YOUR OBJECTIVE -
Go through the records and report each line holding the string "used".

##### DATA SHOWN

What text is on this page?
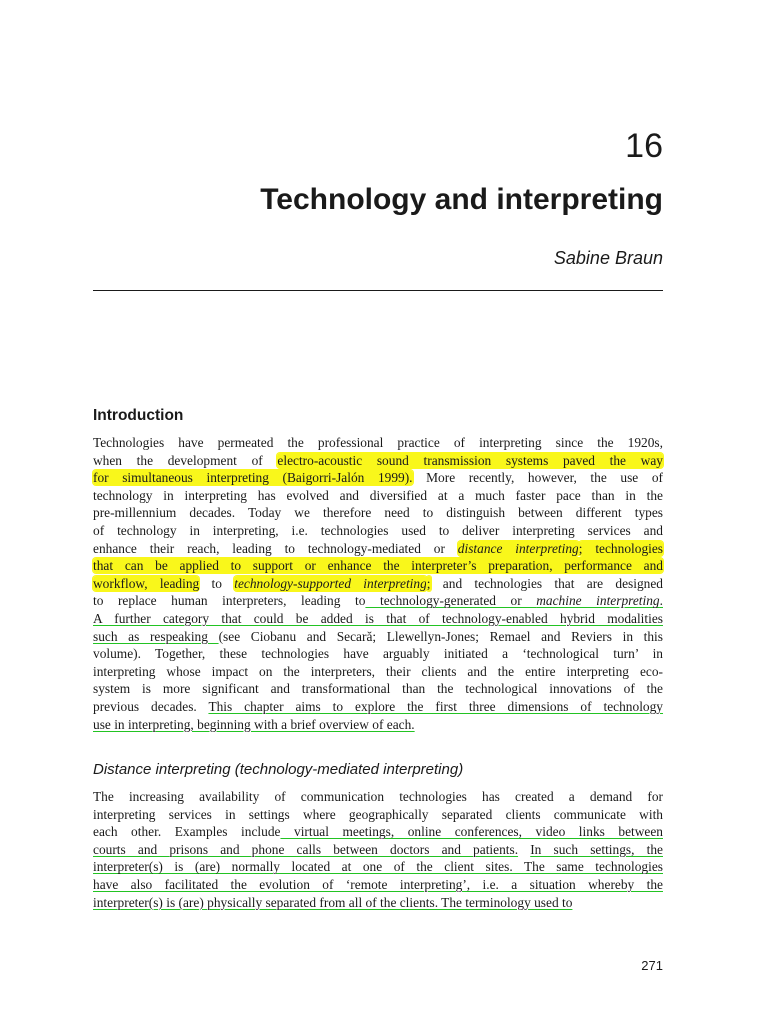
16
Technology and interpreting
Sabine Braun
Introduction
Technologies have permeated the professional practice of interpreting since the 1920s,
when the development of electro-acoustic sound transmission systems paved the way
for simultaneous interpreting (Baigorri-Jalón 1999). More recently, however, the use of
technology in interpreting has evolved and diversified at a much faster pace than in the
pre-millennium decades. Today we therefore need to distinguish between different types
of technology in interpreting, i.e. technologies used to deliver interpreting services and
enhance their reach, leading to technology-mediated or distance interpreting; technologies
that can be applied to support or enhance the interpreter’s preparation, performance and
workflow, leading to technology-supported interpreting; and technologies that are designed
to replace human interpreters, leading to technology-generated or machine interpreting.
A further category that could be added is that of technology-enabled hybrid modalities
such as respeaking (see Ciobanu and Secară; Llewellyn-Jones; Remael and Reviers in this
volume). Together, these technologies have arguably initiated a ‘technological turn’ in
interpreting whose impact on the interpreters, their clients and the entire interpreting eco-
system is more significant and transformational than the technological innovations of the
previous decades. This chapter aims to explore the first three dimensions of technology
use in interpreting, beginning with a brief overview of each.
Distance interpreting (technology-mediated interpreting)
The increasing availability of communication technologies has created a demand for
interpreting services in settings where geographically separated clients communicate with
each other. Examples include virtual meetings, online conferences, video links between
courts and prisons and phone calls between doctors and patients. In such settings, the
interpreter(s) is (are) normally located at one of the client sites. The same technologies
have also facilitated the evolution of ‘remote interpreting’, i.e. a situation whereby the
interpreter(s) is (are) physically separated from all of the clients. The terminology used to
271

##########
##### DATA SHOWN

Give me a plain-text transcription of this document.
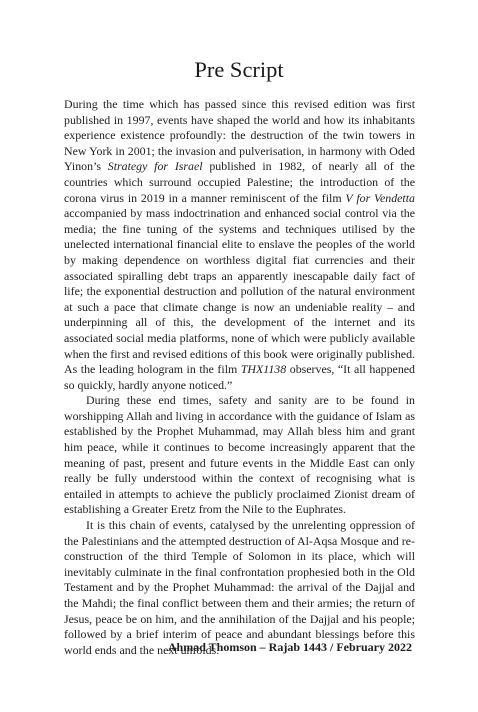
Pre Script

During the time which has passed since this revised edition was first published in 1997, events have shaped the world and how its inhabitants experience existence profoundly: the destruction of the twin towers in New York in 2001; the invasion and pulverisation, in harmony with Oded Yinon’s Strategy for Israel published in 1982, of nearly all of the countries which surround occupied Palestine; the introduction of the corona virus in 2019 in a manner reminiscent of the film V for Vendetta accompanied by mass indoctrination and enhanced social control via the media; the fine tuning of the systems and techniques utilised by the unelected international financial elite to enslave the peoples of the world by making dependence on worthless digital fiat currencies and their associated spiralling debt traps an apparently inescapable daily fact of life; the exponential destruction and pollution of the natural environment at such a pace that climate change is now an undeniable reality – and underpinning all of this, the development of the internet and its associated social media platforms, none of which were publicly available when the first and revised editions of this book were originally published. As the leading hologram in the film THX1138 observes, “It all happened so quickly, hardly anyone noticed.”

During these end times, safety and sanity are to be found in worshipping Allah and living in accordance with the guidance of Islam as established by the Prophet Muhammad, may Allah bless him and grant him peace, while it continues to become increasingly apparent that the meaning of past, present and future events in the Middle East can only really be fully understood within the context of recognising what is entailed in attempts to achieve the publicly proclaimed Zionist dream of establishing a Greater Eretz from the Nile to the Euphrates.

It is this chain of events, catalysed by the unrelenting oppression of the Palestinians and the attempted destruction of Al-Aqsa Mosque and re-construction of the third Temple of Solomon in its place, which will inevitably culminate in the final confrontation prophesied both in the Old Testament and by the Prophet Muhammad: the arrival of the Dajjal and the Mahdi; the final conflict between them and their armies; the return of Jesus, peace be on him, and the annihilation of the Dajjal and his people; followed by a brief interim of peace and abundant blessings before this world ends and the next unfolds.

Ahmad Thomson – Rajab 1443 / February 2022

##########
##### DATA SHOWN

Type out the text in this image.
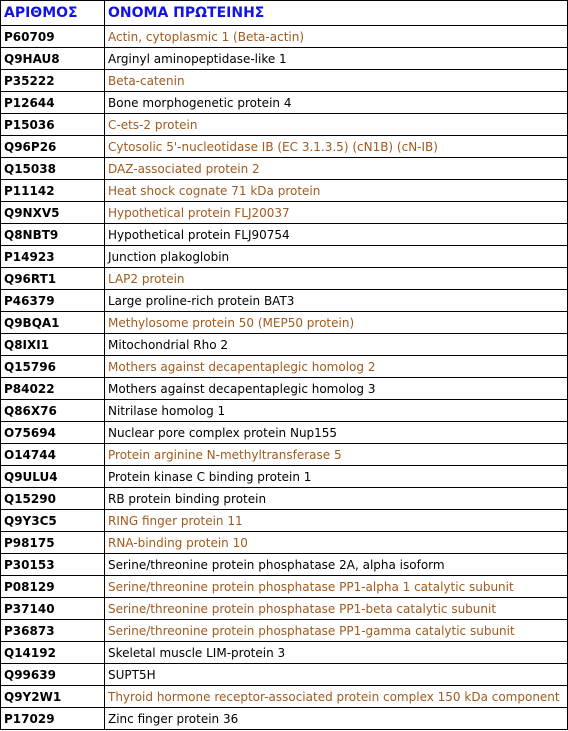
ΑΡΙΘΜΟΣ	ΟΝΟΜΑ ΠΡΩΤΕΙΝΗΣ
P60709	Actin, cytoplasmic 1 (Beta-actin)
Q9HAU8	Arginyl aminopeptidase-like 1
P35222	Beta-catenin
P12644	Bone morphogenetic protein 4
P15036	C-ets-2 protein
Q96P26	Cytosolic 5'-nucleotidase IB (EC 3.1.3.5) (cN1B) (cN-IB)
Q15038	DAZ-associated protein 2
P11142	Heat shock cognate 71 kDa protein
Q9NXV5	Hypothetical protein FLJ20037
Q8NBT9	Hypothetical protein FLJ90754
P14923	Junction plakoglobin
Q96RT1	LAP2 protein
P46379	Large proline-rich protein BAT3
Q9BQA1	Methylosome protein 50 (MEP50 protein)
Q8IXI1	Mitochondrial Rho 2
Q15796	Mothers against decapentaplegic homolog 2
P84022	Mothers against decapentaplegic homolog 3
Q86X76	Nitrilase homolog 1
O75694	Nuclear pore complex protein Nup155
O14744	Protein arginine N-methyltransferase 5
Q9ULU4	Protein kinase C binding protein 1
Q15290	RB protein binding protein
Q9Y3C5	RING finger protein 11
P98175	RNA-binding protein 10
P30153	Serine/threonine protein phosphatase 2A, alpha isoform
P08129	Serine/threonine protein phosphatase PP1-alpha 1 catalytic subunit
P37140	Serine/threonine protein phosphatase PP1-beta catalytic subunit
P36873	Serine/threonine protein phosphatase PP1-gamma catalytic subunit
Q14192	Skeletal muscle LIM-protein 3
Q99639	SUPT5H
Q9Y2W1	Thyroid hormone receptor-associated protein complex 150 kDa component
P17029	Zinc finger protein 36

##########

RESPONSE -
of technology in interpreting, i.e. technologies used to deliver interpreting services and
interpreter(s) is (are) physically separated from all of the clients. The terminology used to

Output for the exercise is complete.